>> Begin

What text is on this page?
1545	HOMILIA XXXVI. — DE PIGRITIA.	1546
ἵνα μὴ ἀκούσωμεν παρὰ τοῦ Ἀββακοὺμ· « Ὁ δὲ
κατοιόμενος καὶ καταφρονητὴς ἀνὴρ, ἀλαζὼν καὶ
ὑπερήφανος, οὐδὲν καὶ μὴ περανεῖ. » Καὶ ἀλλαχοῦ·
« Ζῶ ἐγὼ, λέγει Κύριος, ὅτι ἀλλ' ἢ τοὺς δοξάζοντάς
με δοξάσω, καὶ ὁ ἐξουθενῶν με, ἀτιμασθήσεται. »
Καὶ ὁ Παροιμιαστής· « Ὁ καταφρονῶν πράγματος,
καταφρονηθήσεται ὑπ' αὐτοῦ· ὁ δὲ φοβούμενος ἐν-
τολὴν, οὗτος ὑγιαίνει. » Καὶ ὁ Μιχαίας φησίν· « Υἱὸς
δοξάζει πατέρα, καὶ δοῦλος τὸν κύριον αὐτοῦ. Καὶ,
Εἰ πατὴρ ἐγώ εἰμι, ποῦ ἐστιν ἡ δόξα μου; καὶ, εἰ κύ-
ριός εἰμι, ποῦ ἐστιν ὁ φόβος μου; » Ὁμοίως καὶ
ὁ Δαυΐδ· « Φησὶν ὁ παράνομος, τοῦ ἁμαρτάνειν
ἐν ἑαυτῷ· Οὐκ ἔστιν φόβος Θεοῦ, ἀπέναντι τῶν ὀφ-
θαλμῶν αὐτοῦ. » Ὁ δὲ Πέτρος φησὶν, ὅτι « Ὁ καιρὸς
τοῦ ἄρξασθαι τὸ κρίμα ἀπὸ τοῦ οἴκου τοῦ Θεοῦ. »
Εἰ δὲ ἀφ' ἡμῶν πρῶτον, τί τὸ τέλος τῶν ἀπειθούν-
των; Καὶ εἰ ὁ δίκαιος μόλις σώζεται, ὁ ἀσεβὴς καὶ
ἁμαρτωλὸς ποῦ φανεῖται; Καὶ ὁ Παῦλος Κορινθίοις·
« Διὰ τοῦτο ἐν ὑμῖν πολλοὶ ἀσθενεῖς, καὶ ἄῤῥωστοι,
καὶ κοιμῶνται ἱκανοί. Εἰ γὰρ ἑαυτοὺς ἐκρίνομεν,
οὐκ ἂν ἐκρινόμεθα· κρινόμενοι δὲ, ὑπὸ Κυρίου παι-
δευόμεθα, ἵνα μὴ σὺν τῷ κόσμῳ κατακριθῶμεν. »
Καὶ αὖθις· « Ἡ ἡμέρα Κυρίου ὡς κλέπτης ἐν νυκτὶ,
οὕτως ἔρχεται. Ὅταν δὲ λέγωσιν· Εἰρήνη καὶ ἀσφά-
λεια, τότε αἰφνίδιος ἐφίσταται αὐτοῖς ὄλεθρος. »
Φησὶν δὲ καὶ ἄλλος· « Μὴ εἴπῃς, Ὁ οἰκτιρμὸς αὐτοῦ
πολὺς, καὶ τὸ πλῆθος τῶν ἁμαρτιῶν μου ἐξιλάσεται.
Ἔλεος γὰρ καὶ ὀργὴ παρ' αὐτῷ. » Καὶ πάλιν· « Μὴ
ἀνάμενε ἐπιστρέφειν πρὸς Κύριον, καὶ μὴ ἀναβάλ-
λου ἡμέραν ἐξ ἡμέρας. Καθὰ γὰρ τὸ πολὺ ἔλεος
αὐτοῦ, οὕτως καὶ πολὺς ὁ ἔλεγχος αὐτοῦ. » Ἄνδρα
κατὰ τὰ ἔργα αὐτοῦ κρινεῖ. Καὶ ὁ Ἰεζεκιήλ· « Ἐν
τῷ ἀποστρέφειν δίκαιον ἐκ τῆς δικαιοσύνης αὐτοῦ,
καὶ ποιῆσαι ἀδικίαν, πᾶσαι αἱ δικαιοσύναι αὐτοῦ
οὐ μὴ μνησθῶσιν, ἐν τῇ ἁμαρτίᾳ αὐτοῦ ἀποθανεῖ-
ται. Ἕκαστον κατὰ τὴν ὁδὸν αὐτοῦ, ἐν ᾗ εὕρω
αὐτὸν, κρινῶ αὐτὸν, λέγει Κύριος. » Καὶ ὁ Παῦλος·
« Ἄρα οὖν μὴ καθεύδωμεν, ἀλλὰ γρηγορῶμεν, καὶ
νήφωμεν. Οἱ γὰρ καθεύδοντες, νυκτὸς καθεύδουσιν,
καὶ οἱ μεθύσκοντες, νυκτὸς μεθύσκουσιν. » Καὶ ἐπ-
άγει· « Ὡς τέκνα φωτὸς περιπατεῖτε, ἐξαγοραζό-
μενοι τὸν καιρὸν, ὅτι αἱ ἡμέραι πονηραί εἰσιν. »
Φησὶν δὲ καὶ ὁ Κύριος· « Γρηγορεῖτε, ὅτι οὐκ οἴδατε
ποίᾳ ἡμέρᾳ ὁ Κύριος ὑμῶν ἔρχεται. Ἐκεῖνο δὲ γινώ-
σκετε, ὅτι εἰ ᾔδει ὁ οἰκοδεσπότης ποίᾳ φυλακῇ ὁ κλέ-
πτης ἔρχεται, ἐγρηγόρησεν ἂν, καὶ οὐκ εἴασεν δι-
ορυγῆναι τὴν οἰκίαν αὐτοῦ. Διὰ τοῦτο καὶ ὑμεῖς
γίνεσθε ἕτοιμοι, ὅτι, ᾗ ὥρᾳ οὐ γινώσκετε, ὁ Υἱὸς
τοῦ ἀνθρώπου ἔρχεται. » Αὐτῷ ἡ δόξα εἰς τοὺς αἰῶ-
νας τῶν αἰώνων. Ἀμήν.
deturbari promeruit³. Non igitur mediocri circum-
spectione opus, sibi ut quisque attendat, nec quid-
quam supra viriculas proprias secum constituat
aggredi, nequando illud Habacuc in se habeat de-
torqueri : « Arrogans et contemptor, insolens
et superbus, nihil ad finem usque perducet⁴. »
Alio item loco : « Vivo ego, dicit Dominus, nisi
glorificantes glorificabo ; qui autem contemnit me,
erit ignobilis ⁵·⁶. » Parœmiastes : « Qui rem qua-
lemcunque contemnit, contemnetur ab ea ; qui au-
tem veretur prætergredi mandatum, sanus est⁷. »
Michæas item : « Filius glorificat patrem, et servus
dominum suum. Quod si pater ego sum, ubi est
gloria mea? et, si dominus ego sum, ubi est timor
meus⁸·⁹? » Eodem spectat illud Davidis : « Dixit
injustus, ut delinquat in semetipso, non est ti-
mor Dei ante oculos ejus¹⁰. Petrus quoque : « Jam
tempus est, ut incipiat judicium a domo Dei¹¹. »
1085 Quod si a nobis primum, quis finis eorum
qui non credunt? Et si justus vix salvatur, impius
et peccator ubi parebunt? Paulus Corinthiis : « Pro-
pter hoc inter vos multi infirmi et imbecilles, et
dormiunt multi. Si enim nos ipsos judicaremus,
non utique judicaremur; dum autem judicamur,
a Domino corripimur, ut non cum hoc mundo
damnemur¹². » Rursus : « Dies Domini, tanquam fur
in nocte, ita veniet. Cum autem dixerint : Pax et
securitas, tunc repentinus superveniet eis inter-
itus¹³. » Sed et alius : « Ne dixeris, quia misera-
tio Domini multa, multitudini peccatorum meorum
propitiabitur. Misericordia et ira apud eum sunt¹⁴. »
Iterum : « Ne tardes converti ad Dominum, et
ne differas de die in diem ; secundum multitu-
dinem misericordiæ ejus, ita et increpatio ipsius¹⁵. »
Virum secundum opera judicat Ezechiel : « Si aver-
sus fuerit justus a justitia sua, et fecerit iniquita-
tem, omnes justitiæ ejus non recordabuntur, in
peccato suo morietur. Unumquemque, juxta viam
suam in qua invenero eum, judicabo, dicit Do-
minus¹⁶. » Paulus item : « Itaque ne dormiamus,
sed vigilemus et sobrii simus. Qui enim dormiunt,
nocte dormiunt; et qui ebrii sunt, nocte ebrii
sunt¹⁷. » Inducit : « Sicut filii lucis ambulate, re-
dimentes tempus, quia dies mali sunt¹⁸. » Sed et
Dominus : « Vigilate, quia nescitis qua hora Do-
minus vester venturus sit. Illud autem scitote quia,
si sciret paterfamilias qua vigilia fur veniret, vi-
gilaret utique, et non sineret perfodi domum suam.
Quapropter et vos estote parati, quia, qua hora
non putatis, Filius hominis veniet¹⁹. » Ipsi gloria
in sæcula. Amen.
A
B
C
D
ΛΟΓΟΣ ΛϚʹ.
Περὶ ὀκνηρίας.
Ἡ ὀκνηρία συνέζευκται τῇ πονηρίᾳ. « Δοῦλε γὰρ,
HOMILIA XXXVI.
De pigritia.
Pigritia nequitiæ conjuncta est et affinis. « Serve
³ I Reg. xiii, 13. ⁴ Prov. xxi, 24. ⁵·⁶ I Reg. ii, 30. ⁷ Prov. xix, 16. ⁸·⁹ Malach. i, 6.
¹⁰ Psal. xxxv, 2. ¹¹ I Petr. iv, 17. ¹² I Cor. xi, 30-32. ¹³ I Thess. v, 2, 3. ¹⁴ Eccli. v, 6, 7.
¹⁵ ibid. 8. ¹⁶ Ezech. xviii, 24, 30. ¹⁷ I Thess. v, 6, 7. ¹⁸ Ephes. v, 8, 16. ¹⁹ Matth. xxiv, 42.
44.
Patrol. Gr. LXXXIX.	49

>> End

Check each line of the records for the word "Domini" and extract those that contain it.

Worked solution:
damnemur¹². » Rursus : « Dies Domini, tanquam fur
tio Domini multa, multitudini peccatorum meorum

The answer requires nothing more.